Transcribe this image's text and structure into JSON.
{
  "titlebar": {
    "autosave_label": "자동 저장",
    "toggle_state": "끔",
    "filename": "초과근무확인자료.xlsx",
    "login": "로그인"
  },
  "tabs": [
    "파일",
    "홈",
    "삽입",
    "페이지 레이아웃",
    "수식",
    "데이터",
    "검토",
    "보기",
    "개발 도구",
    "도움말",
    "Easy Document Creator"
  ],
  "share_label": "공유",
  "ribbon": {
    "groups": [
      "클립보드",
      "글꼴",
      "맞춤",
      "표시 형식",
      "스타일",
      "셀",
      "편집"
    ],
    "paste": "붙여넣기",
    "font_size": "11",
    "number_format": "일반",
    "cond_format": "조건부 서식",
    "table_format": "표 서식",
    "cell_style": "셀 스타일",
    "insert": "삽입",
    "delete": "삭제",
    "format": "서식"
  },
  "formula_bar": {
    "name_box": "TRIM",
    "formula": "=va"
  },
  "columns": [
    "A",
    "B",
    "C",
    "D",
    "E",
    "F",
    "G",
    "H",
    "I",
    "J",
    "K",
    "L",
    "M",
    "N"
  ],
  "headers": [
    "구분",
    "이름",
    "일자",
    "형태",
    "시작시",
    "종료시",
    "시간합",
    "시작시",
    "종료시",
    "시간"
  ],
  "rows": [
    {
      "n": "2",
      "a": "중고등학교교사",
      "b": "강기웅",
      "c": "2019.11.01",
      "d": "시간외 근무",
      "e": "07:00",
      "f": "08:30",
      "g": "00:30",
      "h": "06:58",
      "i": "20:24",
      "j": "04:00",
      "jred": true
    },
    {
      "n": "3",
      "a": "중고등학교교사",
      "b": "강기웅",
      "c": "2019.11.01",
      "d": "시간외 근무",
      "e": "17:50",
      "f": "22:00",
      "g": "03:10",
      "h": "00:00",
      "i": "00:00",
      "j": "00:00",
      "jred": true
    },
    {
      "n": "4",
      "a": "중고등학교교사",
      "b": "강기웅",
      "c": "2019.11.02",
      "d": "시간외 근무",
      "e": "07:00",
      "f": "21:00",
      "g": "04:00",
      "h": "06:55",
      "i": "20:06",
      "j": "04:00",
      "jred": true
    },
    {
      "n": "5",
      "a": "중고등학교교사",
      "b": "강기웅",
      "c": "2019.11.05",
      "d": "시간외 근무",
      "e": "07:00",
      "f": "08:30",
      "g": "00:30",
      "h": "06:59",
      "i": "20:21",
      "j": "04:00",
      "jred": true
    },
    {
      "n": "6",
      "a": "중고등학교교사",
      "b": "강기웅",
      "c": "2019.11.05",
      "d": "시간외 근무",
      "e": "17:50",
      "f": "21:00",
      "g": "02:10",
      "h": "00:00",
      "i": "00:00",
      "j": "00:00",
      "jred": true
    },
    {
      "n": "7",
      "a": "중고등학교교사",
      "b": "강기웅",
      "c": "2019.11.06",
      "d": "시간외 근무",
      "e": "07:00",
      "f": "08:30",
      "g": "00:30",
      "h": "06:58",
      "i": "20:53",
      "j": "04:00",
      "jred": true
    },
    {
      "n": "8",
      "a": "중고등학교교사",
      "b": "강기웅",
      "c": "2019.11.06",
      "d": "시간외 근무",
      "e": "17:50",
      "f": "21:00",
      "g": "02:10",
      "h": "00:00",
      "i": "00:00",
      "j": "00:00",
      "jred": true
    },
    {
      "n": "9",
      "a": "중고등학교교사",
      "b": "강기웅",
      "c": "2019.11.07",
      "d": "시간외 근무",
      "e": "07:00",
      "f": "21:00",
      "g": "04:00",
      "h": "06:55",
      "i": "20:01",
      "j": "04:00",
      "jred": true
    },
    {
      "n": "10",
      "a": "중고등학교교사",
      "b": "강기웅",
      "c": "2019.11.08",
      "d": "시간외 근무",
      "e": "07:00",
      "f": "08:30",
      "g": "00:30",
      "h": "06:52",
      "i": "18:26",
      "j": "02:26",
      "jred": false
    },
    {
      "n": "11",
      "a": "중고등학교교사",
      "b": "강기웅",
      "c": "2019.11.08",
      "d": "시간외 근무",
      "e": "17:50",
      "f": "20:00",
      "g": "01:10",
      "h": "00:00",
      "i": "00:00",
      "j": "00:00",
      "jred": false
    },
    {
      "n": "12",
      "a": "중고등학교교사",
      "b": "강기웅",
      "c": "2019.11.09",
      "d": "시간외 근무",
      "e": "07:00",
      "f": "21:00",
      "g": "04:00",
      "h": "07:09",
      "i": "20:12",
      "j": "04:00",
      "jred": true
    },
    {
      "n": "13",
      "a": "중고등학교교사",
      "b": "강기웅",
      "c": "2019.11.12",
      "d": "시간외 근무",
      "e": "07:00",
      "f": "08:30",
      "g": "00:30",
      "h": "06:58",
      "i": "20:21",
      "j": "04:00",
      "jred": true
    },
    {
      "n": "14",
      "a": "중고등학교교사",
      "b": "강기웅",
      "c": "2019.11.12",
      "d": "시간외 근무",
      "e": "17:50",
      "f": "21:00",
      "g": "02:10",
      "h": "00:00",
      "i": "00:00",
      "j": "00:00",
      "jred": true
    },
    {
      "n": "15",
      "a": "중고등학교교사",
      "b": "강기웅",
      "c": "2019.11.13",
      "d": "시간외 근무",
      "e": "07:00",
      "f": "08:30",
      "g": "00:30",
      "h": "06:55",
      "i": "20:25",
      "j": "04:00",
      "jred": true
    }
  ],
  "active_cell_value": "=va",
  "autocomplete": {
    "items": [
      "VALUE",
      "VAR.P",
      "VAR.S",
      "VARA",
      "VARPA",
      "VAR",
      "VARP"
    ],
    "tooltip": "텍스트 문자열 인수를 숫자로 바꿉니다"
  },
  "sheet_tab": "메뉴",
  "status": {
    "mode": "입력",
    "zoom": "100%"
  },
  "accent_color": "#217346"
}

What is asked:
Extract each line from the listing above, please, and repeat it exactly.

Written response:
Transcribe this image's text and structure into JSON.
{
  "titlebar": {
    "autosave_label": "자동 저장",
    "toggle_state": "끔",
    "filename": "초과근무확인자료.xlsx",
    "login": "로그인"
  },
  "tabs": [
    "파일",
    "홈",
    "삽입",
    "페이지 레이아웃",
    "수식",
    "데이터",
    "검토",
    "보기",
    "개발 도구",
    "도움말",
    "Easy Document Creator"
  ],
  "share_label": "공유",
  "ribbon": {
    "groups": [
      "클립보드",
      "글꼴",
      "맞춤",
      "표시 형식",
      "스타일",
      "셀",
      "편집"
    ],
    "paste": "붙여넣기",
    "font_size": "11",
    "number_format": "일반",
    "cond_format": "조건부 서식",
    "table_format": "표 서식",
    "cell_style": "셀 스타일",
    "insert": "삽입",
    "delete": "삭제",
    "format": "서식"
  },
  "formula_bar": {
    "name_box": "TRIM",
    "formula": "=va"
  },
  "columns": [
    "A",
    "B",
    "C",
    "D",
    "E",
    "F",
    "G",
    "H",
    "I",
    "J",
    "K",
    "L",
    "M",
    "N"
  ],
  "headers": [
    "구분",
    "이름",
    "일자",
    "형태",
    "시작시",
    "종료시",
    "시간합",
    "시작시",
    "종료시",
    "시간"
  ],
  "rows": [
    {
      "n": "2",
      "a": "중고등학교교사",
      "b": "강기웅",
      "c": "2019.11.01",
      "d": "시간외 근무",
      "e": "07:00",
      "f": "08:30",
      "g": "00:30",
      "h": "06:58",
      "i": "20:24",
      "j": "04:00",
      "jred": true
    },
    {
      "n": "3",
      "a": "중고등학교교사",
      "b": "강기웅",
      "c": "2019.11.01",
      "d": "시간외 근무",
      "e": "17:50",
      "f": "22:00",
      "g": "03:10",
      "h": "00:00",
      "i": "00:00",
      "j": "00:00",
      "jred": true
    },
    {
      "n": "4",
      "a": "중고등학교교사",
      "b": "강기웅",
      "c": "2019.11.02",
      "d": "시간외 근무",
      "e": "07:00",
      "f": "21:00",
      "g": "04:00",
      "h": "06:55",
      "i": "20:06",
      "j": "04:00",
      "jred": true
    },
    {
      "n": "5",
      "a": "중고등학교교사",
      "b": "강기웅",
      "c": "2019.11.05",
      "d": "시간외 근무",
      "e": "07:00",
      "f": "08:30",
      "g": "00:30",
      "h": "06:59",
      "i": "20:21",
      "j": "04:00",
      "jred": true
    },
    {
      "n": "6",
      "a": "중고등학교교사",
      "b": "강기웅",
      "c": "2019.11.05",
      "d": "시간외 근무",
      "e": "17:50",
      "f": "21:00",
      "g": "02:10",
      "h": "00:00",
      "i": "00:00",
      "j": "00:00",
      "jred": true
    },
    {
      "n": "7",
      "a": "중고등학교교사",
      "b": "강기웅",
      "c": "2019.11.06",
      "d": "시간외 근무",
      "e": "07:00",
      "f": "08:30",
      "g": "00:30",
      "h": "06:58",
      "i": "20:53",
      "j": "04:00",
      "jred": true
    },
    {
      "n": "8",
      "a": "중고등학교교사",
      "b": "강기웅",
      "c": "2019.11.06",
      "d": "시간외 근무",
      "e": "17:50",
      "f": "21:00",
      "g": "02:10",
      "h": "00:00",
      "i": "00:00",
      "j": "00:00",
      "jred": true
    },
    {
      "n": "9",
      "a": "중고등학교교사",
      "b": "강기웅",
      "c": "2019.11.07",
      "d": "시간외 근무",
      "e": "07:00",
      "f": "21:00",
      "g": "04:00",
      "h": "06:55",
      "i": "20:01",
      "j": "04:00",
      "jred": true
    },
    {
      "n": "10",
      "a": "중고등학교교사",
      "b": "강기웅",
      "c": "2019.11.08",
      "d": "시간외 근무",
      "e": "07:00",
      "f": "08:30",
      "g": "00:30",
      "h": "06:52",
      "i": "18:26",
      "j": "02:26",
      "jred": false
    },
    {
      "n": "11",
      "a": "중고등학교교사",
      "b": "강기웅",
      "c": "2019.11.08",
      "d": "시간외 근무",
      "e": "17:50",
      "f": "20:00",
      "g": "01:10",
      "h": "00:00",
      "i": "00:00",
      "j": "00:00",
      "jred": false
    },
    {
      "n": "12",
      "a": "중고등학교교사",
      "b": "강기웅",
      "c": "2019.11.09",
      "d": "시간외 근무",
      "e": "07:00",
      "f": "21:00",
      "g": "04:00",
      "h": "07:09",
      "i": "20:12",
      "j": "04:00",
      "jred": true
    },
    {
      "n": "13",
      "a": "중고등학교교사",
      "b": "강기웅",
      "c": "2019.11.12",
      "d": "시간외 근무",
      "e": "07:00",
      "f": "08:30",
      "g": "00:30",
      "h": "06:58",
      "i": "20:21",
      "j": "04:00",
      "jred": true
    },
    {
      "n": "14",
      "a": "중고등학교교사",
      "b": "강기웅",
      "c": "2019.11.12",
      "d": "시간외 근무",
      "e": "17:50",
      "f": "21:00",
      "g": "02:10",
      "h": "00:00",
      "i": "00:00",
      "j": "00:00",
      "jred": true
    },
    {
      "n": "15",
      "a": "중고등학교교사",
      "b": "강기웅",
      "c": "2019.11.13",
      "d": "시간외 근무",
      "e": "07:00",
      "f": "08:30",
      "g": "00:30",
      "h": "06:55",
      "i": "20:25",
      "j": "04:00",
      "jred": true
    }
  ],
  "active_cell_value": "=va",
  "autocomplete": {
    "items": [
      "VALUE",
      "VAR.P",
      "VAR.S",
      "VARA",
      "VARPA",
      "VAR",
      "VARP"
    ],
    "tooltip": "텍스트 문자열 인수를 숫자로 바꿉니다"
  },
  "sheet_tab": "메뉴",
  "status": {
    "mode": "입력",
    "zoom": "100%"
  },
  "accent_color": "#217346"
}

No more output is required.